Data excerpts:

---------------

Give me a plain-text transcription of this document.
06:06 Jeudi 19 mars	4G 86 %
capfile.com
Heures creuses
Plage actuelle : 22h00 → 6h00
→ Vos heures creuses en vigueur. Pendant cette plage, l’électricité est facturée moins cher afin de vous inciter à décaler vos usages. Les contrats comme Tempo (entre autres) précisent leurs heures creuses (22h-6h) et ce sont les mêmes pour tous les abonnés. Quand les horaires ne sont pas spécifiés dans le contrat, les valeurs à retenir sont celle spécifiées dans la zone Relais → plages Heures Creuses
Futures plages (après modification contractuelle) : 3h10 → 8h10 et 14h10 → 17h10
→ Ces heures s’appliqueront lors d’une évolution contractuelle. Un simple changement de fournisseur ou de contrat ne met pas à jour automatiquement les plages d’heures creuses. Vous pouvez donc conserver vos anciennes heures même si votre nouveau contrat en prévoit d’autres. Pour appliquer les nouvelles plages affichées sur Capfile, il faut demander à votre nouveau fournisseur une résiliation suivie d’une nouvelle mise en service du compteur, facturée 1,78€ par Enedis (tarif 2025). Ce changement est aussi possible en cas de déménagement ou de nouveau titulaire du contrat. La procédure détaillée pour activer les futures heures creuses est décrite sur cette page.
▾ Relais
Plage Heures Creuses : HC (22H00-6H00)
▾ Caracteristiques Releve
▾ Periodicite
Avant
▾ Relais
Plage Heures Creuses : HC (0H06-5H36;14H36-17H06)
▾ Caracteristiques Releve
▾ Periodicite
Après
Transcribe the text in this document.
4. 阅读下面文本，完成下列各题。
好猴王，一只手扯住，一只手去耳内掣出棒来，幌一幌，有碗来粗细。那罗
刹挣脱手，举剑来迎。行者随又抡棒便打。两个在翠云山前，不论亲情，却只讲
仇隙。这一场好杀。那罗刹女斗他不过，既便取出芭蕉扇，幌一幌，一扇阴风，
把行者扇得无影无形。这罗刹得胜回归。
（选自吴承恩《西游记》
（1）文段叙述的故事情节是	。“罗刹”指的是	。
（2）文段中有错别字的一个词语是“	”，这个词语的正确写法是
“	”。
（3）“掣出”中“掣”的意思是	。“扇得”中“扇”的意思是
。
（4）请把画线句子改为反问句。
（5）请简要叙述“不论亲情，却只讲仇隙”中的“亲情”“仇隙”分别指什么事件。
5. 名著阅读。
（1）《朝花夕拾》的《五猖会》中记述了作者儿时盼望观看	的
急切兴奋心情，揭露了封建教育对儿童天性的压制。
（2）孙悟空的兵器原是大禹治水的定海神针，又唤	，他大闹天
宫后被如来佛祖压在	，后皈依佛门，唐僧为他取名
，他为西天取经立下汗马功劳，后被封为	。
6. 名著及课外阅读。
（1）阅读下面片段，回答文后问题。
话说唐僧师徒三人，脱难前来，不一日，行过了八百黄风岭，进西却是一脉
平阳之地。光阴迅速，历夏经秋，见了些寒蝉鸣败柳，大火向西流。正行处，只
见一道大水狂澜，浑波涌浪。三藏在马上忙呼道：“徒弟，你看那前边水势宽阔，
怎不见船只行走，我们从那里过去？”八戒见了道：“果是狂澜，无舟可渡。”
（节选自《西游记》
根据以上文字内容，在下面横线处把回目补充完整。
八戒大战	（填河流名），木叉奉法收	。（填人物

---------------

Given instruction –
Write out the complete set of records exactly as given.

Task output –
Give me a plain-text transcription of this document.
06:06 Jeudi 19 mars	4G 86 %
capfile.com
Heures creuses
Plage actuelle : 22h00 → 6h00
→ Vos heures creuses en vigueur. Pendant cette plage, l’électricité est facturée moins cher afin de vous inciter à décaler vos usages. Les contrats comme Tempo (entre autres) précisent leurs heures creuses (22h-6h) et ce sont les mêmes pour tous les abonnés. Quand les horaires ne sont pas spécifiés dans le contrat, les valeurs à retenir sont celle spécifiées dans la zone Relais → plages Heures Creuses
Futures plages (après modification contractuelle) : 3h10 → 8h10 et 14h10 → 17h10
→ Ces heures s’appliqueront lors d’une évolution contractuelle. Un simple changement de fournisseur ou de contrat ne met pas à jour automatiquement les plages d’heures creuses. Vous pouvez donc conserver vos anciennes heures même si votre nouveau contrat en prévoit d’autres. Pour appliquer les nouvelles plages affichées sur Capfile, il faut demander à votre nouveau fournisseur une résiliation suivie d’une nouvelle mise en service du compteur, facturée 1,78€ par Enedis (tarif 2025). Ce changement est aussi possible en cas de déménagement ou de nouveau titulaire du contrat. La procédure détaillée pour activer les futures heures creuses est décrite sur cette page.
▾ Relais
Plage Heures Creuses : HC (22H00-6H00)
▾ Caracteristiques Releve
▾ Periodicite
Avant
▾ Relais
Plage Heures Creuses : HC (0H06-5H36;14H36-17H06)
▾ Caracteristiques Releve
▾ Periodicite
Après
Transcribe the text in this document.
4. 阅读下面文本，完成下列各题。
好猴王，一只手扯住，一只手去耳内掣出棒来，幌一幌，有碗来粗细。那罗
刹挣脱手，举剑来迎。行者随又抡棒便打。两个在翠云山前，不论亲情，却只讲
仇隙。这一场好杀。那罗刹女斗他不过，既便取出芭蕉扇，幌一幌，一扇阴风，
把行者扇得无影无形。这罗刹得胜回归。
（选自吴承恩《西游记》
（1）文段叙述的故事情节是	。“罗刹”指的是	。
（2）文段中有错别字的一个词语是“	”，这个词语的正确写法是
“	”。
（3）“掣出”中“掣”的意思是	。“扇得”中“扇”的意思是
。
（4）请把画线句子改为反问句。
（5）请简要叙述“不论亲情，却只讲仇隙”中的“亲情”“仇隙”分别指什么事件。
5. 名著阅读。
（1）《朝花夕拾》的《五猖会》中记述了作者儿时盼望观看	的
急切兴奋心情，揭露了封建教育对儿童天性的压制。
（2）孙悟空的兵器原是大禹治水的定海神针，又唤	，他大闹天
宫后被如来佛祖压在	，后皈依佛门，唐僧为他取名
，他为西天取经立下汗马功劳，后被封为	。
6. 名著及课外阅读。
（1）阅读下面片段，回答文后问题。
话说唐僧师徒三人，脱难前来，不一日，行过了八百黄风岭，进西却是一脉
平阳之地。光阴迅速，历夏经秋，见了些寒蝉鸣败柳，大火向西流。正行处，只
见一道大水狂澜，浑波涌浪。三藏在马上忙呼道：“徒弟，你看那前边水势宽阔，
怎不见船只行走，我们从那里过去？”八戒见了道：“果是狂澜，无舟可渡。”
（节选自《西游记》
根据以上文字内容，在下面横线处把回目补充完整。
八戒大战	（填河流名），木叉奉法收	。（填人物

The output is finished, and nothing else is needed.